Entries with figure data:
— BEGIN —
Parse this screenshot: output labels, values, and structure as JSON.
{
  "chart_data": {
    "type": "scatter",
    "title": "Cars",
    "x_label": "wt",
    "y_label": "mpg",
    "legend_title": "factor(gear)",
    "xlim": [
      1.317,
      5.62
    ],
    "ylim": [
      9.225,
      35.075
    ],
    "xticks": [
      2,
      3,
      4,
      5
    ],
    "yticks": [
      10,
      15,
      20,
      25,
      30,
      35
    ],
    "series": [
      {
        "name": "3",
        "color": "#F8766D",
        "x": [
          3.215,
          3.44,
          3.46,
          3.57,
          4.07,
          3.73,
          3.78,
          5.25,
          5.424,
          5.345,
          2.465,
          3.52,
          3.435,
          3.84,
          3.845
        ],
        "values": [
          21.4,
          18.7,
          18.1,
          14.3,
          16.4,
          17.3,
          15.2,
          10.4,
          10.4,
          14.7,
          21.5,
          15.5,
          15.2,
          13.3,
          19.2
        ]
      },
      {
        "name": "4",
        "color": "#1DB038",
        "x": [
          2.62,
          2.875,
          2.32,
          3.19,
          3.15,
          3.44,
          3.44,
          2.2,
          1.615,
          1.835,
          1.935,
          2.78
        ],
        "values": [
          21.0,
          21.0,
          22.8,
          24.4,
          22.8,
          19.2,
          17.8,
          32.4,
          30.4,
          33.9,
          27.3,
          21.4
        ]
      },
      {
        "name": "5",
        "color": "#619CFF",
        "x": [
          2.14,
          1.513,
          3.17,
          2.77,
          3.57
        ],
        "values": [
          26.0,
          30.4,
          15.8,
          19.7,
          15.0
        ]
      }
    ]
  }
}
— END —
_PROBLEM TO WORK ON:_
Transcribe every entry word for word.

_RESULT OF THE TASK:_
Parse this screenshot: output labels, values, and structure as JSON.
{
  "chart_data": {
    "type": "scatter",
    "title": "Cars",
    "x_label": "wt",
    "y_label": "mpg",
    "legend_title": "factor(gear)",
    "xlim": [
      1.317,
      5.62
    ],
    "ylim": [
      9.225,
      35.075
    ],
    "xticks": [
      2,
      3,
      4,
      5
    ],
    "yticks": [
      10,
      15,
      20,
      25,
      30,
      35
    ],
    "series": [
      {
        "name": "3",
        "color": "#F8766D",
        "x": [
          3.215,
          3.44,
          3.46,
          3.57,
          4.07,
          3.73,
          3.78,
          5.25,
          5.424,
          5.345,
          2.465,
          3.52,
          3.435,
          3.84,
          3.845
        ],
        "values": [
          21.4,
          18.7,
          18.1,
          14.3,
          16.4,
          17.3,
          15.2,
          10.4,
          10.4,
          14.7,
          21.5,
          15.5,
          15.2,
          13.3,
          19.2
        ]
      },
      {
        "name": "4",
        "color": "#1DB038",
        "x": [
          2.62,
          2.875,
          2.32,
          3.19,
          3.15,
          3.44,
          3.44,
          2.2,
          1.615,
          1.835,
          1.935,
          2.78
        ],
        "values": [
          21.0,
          21.0,
          22.8,
          24.4,
          22.8,
          19.2,
          17.8,
          32.4,
          30.4,
          33.9,
          27.3,
          21.4
        ]
      },
      {
        "name": "5",
        "color": "#619CFF",
        "x": [
          2.14,
          1.513,
          3.17,
          2.77,
          3.57
        ],
        "values": [
          26.0,
          30.4,
          15.8,
          19.7,
          15.0
        ]
      }
    ]
  }
}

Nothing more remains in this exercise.